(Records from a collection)
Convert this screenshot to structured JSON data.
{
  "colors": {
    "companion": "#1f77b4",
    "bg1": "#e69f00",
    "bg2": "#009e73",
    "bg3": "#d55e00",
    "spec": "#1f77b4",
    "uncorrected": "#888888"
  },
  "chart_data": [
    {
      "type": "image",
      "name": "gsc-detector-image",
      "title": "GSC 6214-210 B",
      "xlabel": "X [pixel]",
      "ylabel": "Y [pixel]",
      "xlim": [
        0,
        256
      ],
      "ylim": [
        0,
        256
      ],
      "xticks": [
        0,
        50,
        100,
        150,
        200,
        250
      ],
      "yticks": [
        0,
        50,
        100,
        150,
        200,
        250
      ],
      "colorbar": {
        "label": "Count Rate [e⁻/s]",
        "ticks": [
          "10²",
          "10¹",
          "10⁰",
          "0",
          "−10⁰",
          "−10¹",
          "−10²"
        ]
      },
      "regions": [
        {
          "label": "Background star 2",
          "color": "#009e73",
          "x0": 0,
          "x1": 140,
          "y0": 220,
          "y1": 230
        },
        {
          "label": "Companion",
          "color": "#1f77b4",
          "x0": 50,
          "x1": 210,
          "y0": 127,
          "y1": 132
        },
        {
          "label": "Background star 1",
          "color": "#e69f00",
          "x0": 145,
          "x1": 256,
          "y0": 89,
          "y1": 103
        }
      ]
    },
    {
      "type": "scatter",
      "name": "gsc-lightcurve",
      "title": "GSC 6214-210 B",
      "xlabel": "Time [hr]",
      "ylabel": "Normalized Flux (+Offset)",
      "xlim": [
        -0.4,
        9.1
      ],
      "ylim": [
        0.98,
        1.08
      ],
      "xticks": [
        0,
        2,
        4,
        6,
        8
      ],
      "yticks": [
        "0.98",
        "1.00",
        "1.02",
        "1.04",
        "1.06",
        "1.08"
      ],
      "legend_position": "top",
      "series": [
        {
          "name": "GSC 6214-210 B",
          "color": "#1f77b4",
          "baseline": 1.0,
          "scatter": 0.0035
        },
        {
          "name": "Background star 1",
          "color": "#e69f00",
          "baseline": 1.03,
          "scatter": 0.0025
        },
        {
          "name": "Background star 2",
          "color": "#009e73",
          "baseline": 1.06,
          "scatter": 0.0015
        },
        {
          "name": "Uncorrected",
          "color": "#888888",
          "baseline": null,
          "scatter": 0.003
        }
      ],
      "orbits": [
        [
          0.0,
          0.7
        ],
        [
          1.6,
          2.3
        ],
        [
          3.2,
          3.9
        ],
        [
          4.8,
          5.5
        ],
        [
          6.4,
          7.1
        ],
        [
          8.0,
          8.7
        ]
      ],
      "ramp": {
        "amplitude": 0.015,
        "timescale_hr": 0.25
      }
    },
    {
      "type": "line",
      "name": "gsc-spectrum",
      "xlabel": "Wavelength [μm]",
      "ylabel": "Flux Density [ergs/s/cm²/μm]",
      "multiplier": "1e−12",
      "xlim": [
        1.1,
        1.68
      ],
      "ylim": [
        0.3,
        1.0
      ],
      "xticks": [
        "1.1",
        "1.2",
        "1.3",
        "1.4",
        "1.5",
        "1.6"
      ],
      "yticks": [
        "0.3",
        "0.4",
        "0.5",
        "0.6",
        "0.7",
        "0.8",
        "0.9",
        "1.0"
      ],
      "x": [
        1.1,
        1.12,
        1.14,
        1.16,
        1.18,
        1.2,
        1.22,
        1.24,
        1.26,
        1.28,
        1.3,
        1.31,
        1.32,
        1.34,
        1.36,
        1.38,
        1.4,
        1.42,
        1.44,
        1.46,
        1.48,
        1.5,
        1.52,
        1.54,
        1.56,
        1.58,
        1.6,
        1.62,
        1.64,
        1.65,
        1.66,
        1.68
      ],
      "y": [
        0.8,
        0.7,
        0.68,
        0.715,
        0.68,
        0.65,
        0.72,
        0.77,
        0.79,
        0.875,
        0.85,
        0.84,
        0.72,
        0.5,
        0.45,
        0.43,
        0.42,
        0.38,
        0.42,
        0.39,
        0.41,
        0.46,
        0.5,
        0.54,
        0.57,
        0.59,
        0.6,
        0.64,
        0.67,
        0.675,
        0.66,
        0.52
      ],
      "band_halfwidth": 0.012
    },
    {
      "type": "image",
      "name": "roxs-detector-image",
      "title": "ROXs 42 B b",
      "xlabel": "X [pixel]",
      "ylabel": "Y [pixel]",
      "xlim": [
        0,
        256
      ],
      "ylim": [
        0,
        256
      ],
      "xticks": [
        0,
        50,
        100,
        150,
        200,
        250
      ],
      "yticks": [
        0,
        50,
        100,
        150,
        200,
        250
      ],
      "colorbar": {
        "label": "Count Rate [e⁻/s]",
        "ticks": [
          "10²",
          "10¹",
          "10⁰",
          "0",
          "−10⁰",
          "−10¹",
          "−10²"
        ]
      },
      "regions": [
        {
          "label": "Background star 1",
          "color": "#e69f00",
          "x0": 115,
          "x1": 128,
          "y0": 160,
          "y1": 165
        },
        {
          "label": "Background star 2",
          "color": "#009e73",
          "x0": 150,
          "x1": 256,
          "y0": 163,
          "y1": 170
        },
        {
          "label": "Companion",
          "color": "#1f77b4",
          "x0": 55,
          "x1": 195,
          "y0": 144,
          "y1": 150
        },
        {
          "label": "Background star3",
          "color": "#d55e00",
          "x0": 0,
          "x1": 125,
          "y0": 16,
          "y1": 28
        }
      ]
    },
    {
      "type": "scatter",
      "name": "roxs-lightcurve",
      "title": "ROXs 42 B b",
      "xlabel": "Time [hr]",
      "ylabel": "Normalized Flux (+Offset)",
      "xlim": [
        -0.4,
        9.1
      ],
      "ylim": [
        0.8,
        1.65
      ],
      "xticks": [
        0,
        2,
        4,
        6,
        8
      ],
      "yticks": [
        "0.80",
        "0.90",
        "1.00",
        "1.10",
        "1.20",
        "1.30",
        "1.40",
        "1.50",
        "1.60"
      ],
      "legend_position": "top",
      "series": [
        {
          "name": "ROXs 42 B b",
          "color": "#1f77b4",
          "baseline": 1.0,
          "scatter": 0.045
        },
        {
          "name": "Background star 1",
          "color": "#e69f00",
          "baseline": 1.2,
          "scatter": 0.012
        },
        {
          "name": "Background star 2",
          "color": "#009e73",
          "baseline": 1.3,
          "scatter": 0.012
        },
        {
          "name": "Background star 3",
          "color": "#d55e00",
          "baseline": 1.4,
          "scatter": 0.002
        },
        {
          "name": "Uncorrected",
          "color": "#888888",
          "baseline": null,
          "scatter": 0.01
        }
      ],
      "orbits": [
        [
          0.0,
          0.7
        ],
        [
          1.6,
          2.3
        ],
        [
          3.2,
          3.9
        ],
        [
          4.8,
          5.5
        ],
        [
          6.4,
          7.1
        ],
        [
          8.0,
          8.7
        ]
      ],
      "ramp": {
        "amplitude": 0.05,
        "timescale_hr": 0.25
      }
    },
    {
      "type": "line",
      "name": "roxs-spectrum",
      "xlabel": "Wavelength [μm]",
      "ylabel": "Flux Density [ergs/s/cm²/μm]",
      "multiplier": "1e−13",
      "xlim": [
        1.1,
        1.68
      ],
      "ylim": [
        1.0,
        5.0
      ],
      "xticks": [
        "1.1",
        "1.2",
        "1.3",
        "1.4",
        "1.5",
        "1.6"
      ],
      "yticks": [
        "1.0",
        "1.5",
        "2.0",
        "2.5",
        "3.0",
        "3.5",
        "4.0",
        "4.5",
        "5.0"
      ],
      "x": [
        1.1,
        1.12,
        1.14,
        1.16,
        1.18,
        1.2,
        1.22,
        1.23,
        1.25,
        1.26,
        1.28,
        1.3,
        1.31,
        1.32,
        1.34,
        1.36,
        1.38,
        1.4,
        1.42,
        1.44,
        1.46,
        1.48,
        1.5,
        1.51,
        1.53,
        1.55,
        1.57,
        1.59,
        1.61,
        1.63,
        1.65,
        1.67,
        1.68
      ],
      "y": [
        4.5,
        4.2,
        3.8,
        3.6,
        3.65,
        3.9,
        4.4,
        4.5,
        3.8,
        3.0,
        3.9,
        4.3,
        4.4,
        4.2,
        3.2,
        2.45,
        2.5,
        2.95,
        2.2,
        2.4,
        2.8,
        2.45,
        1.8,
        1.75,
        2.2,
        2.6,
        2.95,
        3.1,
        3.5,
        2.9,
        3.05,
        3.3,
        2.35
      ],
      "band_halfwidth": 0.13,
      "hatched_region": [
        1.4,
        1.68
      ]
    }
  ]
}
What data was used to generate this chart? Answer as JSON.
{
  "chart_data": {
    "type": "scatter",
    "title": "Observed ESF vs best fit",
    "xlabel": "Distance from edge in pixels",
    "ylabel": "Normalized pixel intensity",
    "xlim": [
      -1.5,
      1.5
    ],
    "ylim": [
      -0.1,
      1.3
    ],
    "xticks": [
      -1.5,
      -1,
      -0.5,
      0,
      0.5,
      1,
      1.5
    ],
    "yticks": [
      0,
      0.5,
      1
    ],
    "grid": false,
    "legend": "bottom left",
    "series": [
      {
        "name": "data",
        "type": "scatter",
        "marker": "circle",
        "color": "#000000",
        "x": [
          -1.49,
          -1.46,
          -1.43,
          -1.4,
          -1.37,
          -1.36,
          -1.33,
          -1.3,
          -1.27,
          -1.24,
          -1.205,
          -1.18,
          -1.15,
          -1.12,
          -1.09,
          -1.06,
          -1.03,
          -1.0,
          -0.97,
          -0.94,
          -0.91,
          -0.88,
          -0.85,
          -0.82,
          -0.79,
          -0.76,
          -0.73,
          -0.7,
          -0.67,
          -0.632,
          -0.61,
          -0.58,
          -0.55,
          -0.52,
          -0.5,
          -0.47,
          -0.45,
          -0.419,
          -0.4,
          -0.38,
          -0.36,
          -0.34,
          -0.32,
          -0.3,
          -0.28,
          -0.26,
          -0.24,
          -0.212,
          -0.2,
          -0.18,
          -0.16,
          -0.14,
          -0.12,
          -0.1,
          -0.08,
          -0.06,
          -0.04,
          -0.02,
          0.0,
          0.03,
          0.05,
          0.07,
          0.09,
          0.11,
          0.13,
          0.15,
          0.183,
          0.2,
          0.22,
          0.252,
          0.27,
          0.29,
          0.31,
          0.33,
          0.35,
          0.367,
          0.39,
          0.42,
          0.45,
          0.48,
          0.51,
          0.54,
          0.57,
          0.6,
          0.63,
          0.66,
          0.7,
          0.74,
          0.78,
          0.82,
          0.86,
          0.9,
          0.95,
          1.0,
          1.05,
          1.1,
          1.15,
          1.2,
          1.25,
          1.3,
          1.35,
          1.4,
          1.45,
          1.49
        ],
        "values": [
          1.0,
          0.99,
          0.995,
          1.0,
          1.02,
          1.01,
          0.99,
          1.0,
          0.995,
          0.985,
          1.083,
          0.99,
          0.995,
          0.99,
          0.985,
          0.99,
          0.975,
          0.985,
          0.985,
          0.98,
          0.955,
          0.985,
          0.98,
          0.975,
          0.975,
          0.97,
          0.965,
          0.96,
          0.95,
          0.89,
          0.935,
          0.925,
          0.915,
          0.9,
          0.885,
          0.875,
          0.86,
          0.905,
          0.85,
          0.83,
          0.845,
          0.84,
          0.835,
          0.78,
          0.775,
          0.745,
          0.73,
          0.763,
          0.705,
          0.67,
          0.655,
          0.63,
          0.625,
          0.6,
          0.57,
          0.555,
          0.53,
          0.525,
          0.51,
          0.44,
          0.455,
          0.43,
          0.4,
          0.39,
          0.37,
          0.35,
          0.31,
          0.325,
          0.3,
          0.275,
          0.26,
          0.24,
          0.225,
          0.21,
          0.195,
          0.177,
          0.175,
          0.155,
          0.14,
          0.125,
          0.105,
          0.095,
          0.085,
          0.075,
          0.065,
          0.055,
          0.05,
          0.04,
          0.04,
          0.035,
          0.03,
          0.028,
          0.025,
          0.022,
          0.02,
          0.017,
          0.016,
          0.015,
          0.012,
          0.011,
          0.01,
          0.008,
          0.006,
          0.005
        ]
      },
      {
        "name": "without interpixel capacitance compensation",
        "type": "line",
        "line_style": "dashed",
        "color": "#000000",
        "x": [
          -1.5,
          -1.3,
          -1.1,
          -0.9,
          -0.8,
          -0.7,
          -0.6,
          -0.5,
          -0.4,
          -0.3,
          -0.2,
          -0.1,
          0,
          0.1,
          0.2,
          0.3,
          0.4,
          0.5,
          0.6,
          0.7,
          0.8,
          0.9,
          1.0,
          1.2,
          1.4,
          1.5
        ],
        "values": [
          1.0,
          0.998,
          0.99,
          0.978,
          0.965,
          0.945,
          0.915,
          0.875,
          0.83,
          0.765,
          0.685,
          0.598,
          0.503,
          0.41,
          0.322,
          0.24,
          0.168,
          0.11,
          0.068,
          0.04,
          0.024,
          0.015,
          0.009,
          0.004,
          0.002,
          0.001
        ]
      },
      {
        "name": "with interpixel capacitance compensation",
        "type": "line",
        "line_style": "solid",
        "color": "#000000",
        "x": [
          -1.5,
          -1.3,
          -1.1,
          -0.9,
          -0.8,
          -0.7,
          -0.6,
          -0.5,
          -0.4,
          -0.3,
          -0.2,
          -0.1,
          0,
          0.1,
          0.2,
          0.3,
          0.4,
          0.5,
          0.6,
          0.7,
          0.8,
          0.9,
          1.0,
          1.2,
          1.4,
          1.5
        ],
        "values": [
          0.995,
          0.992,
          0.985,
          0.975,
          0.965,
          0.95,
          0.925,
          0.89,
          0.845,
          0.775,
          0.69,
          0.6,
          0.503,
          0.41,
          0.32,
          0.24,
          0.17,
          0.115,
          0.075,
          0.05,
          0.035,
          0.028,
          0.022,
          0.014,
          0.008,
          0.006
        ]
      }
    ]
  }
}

- _GIVEN INSTRUCTION_: Isolate each line of the listing above that includes "compensation". Copy it.

- _TASK SOLUTION_:
        "name": "without interpixel capacitance compensation",
        "name": "with interpixel capacitance compensation",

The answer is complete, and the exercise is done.